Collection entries
--------------------------------------------------

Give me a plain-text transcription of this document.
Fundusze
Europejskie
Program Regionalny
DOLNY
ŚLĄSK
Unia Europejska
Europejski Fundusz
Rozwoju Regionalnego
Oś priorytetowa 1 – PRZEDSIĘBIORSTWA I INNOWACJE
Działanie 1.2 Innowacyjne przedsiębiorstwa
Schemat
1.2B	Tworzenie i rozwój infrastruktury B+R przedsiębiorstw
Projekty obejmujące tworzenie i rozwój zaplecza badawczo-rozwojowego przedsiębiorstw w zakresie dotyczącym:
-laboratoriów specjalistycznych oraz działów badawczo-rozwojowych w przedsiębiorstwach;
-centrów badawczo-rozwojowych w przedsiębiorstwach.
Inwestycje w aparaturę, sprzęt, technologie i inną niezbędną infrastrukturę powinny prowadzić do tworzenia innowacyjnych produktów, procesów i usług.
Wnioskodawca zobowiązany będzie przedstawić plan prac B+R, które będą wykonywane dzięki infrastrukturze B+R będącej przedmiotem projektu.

--------------------------------------------------

## [Aim of the exercise]
Gather all lines from the records above in which "rozwój" appears.

## [Answer to the exercise]
1.2B	Tworzenie i rozwój infrastruktury B+R przedsiębiorstw
Projekty obejmujące tworzenie i rozwój zaplecza badawczo-rozwojowego przedsiębiorstw w zakresie dotyczącym:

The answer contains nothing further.